* [Extract provided]:
* * * * * * * * *

Even seemingly low-level properties, such as position are not simply detected; an object’s perceived position can appear radically shifted from its retinotopic position (Cavanagh & Anstis, 2013; De Valois & De Valois, 1991; Ramachandran & Anstis, 1990; Tse & Hsieh, 2006). In particular, when the internal grating of a peripherally moving Gabor patch drifts in a direction orthogonal to its envelope’s path, an observer perceives the Gabor’s trajectory to be tilted in the direction of the internal drift. Such a doubly drifting Gabor might appear to be moving in a direction 45 degrees offset from its actual path. This illusion has been known variously as the infinite regress illusion (Tse & Hsieh, 2006), the curveball illusion (Gurnsey & Biard, 2012; Shapiro, Lu, Huang, Knight, & Ennis, 2010; Kwon, Tadin, & Knill, 2015; Ueda, Abekawa, & Gomi, 2018), and the double-drift illusion (Cavanagh & Tse, 2019; Lisi & Cavanagh, 2015; Liu, Tse, & Cavanagh, 2018; Liu, Yu, Tse, & Cavanagh, 2019). Here, we will use the latter name.

The double-drift illusion allows a dissociation of perceived and physical locations. By “perceived position” we mean where an object appears to be in the world as consciously experienced by the observer. By “physical position” or “veridical position” we mean the position of the object in the world or the stimulus on the screen. The visual system generally represents object positions correctly—namely, we see them at their physical location in the world, but illusions like the double-drift can induce differences between physical positions and perceived positions.

In this study, we used the double-drift illusion to induce large differences between perceived and physical positions in order to investigate whether attentional tracking operates over perceptual or physical position representations. Recent results have ruled out early visual cortex as the origin of the double-drift illusion (Cavanagh & Tse, 2019; Liu et al., 2018) and even suggest that it might arise outside of visual cortex entirely, perhaps in frontoparietal regions (Liu et al., 2019).

* * * * * * * * *

* [Dataset]:
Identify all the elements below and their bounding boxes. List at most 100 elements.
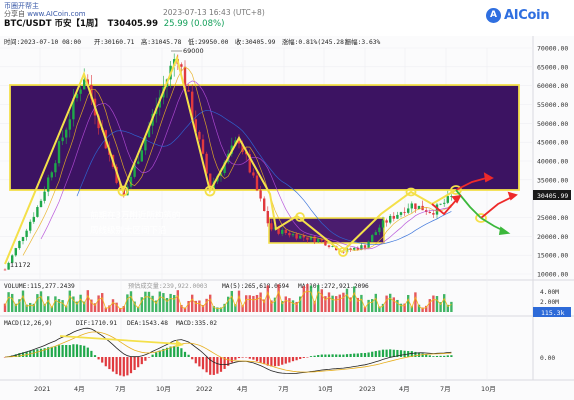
macd-bar — [338, 354, 341, 357]
volume-bar — [327, 292, 331, 312]
macd-bar — [317, 355, 320, 357]
candle-body — [39, 200, 43, 208]
macd-bar — [399, 350, 403, 357]
volume-bar — [129, 291, 133, 312]
macd-bar — [435, 355, 439, 357]
candle-body — [371, 235, 374, 242]
macd-bar — [183, 351, 187, 357]
volume-bar — [259, 292, 262, 312]
current-price-tag: 30405.99 — [537, 192, 568, 200]
volume-bar — [21, 290, 25, 312]
macd-bar — [245, 357, 248, 358]
time-tick: 2021 — [34, 385, 51, 393]
macd-bar — [83, 345, 86, 357]
volume-bar — [392, 297, 395, 312]
candle-body — [137, 161, 140, 164]
macd-bar — [234, 357, 237, 360]
candle-body — [353, 247, 356, 250]
candle-body — [259, 190, 262, 199]
volume-bar — [389, 293, 392, 312]
volume-bar — [61, 300, 64, 312]
time-tick: 10月 — [318, 385, 333, 393]
candle-body — [21, 237, 25, 241]
macd-bar — [378, 350, 381, 357]
volume-bar — [205, 298, 208, 312]
candle-body — [252, 172, 255, 176]
info-amp: 振幅:3.63% — [345, 37, 381, 46]
candle-body — [381, 220, 385, 228]
volume-bar — [284, 296, 287, 312]
info-open: 开:30160.71 — [94, 38, 135, 46]
aicoin-logo[interactable]: A AICoin — [486, 8, 550, 23]
macd-bar — [122, 357, 125, 377]
macd-bar — [363, 353, 367, 357]
macd-bar — [173, 345, 176, 357]
info-low: 低:29950.00 — [188, 37, 229, 46]
macd-bar — [111, 357, 115, 372]
candle-body — [414, 203, 417, 209]
macd-bar — [371, 351, 374, 357]
macd-bar — [263, 357, 266, 365]
candle-body — [3, 269, 7, 271]
volume-bar — [317, 284, 320, 312]
chart-area[interactable]: 时间:2023-07-10 08:00 开:30160.71 高:31045.7… — [0, 36, 574, 400]
price-tick: 20000.00 — [537, 233, 568, 241]
macd-bar — [155, 352, 158, 357]
candle-body — [327, 245, 331, 247]
symbol-title-row: BTC/USDT 币安【1周】 T30405.99 25.99 (0.08%) — [4, 19, 224, 30]
candle-body — [302, 235, 305, 238]
macd-bar — [180, 348, 183, 357]
macd-bar — [403, 350, 406, 357]
macd-bar — [306, 357, 309, 358]
candle-body — [201, 139, 205, 154]
price-tick: 35000.00 — [537, 176, 568, 184]
candle-body — [32, 216, 35, 222]
macd-bar — [446, 355, 449, 357]
community-link[interactable]: 币圈开帮主 — [4, 2, 39, 10]
current-price: T30405.99 — [107, 19, 159, 29]
candle-body — [378, 227, 381, 233]
candle-body — [83, 79, 86, 90]
candle-body — [374, 232, 377, 236]
volume-tick: 4.00M — [540, 289, 559, 296]
candle-body — [61, 137, 64, 142]
macd-bar — [176, 346, 179, 357]
share-row: 分享自 www.AICoin.com — [4, 10, 86, 19]
macd-bar — [313, 355, 316, 357]
price-chart[interactable]: 时间:2023-07-10 08:00 开:30160.71 高:31045.7… — [0, 36, 574, 400]
macd-bar — [79, 345, 82, 357]
macd-bar — [194, 357, 197, 364]
time-tick: 4月 — [237, 385, 248, 393]
macd-bar — [281, 357, 284, 365]
macd-bar — [342, 354, 345, 357]
volume-bar — [237, 290, 241, 312]
macd-bar — [302, 357, 305, 358]
macd-bar — [425, 354, 428, 357]
volume-bar — [353, 286, 356, 312]
candle-body — [270, 223, 273, 230]
time-tick: 7月 — [115, 385, 126, 393]
macd-bar — [201, 357, 205, 370]
macd-zero-tick: 0.00 — [540, 355, 555, 362]
aicoin-logo-text: AICoin — [504, 8, 550, 23]
macd-bar — [191, 357, 194, 360]
candle-body — [50, 172, 53, 178]
volume-bar — [162, 293, 165, 312]
time-tick: 10月 — [481, 385, 496, 393]
macd-bar — [187, 354, 190, 357]
volume-bar — [306, 284, 309, 312]
volume-bar — [101, 293, 104, 312]
macd-bar — [72, 344, 75, 357]
volume-tick: 2.00M — [540, 299, 559, 306]
volume-bar — [57, 299, 61, 312]
price-axis[interactable]: 70000.00 65000.00 60000.00 55000.00 50000.00… — [537, 45, 568, 279]
macd-bar — [115, 357, 118, 375]
macd-label: MACD(12,26,9) — [4, 320, 52, 327]
candle-body — [389, 215, 392, 223]
macd-bar — [137, 357, 140, 368]
time-tick: 2023 — [359, 385, 376, 393]
site-link[interactable]: www.AICoin.com — [27, 10, 85, 18]
time-tick: 4月 — [74, 385, 85, 393]
macd-bar — [237, 357, 241, 359]
volume-bar — [39, 291, 43, 312]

* * * * * * * * *

* [Task details]:
Output the passage from the text on the double-drift illusion exactly, starting at "The double-drift illusion allows" and ending at "and perceived positions.". The data shown here is separate material and is not part of the text on the double-drift illusion.

* [Exercise result]:
The double-drift illusion allows a dissociation of perceived and physical locations. By “perceived position” we mean where an object appears to be in the world as consciously experienced by the observer. By “physical position” or “veridical position” we mean the position of the object in the world or the stimulus on the screen. The visual system generally represents object positions correctly—namely, we see them at their physical location in the world, but illusions like the double-drift can induce differences between physical positions and perceived positions.